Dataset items
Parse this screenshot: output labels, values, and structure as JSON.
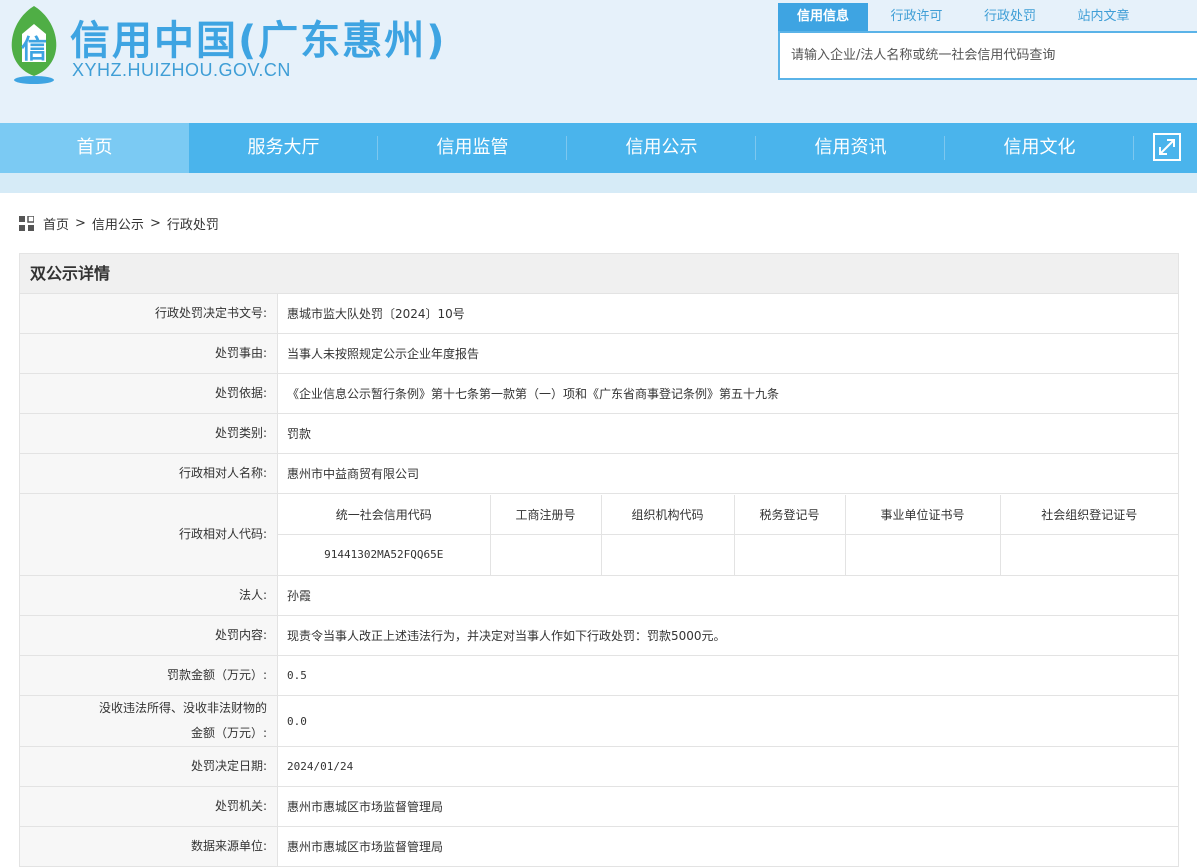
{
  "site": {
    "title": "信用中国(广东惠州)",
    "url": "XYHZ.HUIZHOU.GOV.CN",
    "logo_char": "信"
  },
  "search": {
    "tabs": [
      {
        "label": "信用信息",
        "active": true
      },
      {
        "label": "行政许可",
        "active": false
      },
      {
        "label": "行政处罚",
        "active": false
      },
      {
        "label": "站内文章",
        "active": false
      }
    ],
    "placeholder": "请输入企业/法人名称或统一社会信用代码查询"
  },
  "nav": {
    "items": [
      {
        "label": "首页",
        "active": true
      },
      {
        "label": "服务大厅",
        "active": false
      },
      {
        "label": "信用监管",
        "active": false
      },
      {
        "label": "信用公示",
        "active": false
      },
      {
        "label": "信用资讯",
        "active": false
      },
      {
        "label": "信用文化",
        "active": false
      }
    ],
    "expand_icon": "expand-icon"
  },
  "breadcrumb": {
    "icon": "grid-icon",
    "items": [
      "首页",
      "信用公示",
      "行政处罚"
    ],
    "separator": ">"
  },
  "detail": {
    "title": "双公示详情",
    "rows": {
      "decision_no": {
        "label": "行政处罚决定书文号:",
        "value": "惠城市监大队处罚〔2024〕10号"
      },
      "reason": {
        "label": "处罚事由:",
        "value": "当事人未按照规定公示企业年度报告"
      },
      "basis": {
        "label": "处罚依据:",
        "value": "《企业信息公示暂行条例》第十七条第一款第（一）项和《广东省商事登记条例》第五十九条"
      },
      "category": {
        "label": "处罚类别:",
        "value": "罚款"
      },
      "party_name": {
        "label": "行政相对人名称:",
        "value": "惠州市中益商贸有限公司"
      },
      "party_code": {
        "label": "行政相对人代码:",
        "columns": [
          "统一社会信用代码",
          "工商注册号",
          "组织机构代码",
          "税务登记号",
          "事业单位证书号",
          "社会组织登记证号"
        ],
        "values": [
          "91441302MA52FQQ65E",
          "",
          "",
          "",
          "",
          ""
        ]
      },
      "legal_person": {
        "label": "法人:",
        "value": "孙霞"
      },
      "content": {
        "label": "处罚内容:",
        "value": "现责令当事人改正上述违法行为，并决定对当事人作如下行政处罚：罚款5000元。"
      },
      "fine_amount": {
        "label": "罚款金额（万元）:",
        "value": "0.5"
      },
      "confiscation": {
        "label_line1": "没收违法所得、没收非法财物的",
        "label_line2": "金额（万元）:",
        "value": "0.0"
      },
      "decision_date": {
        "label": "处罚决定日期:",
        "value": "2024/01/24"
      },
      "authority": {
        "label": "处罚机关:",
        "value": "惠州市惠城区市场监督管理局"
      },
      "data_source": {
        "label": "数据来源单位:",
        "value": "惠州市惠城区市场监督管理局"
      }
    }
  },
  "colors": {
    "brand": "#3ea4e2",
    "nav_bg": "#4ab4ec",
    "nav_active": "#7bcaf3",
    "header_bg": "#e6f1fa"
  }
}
...
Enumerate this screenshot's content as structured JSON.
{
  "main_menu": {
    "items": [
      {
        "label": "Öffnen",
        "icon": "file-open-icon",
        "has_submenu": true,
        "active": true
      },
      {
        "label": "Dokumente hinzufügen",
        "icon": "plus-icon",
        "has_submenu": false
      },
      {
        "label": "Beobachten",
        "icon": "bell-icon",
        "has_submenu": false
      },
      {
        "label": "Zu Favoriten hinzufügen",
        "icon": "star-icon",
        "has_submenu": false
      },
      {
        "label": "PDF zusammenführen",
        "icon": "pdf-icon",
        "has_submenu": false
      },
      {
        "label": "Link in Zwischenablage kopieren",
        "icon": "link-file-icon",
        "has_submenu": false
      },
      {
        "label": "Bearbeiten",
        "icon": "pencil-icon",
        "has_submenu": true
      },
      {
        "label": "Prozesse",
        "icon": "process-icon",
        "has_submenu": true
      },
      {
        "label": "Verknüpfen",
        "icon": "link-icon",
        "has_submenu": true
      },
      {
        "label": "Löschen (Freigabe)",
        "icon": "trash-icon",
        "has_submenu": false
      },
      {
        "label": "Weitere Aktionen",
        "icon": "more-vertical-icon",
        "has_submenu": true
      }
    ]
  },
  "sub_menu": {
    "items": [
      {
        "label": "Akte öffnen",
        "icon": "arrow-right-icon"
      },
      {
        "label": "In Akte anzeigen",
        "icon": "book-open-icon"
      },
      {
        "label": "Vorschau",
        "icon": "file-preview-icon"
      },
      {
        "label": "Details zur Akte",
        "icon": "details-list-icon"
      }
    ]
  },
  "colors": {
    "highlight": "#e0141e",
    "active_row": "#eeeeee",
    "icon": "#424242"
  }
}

## Objective
Tally every line of the data that holds the word "open" and write the count alone.

## Exercise solution
2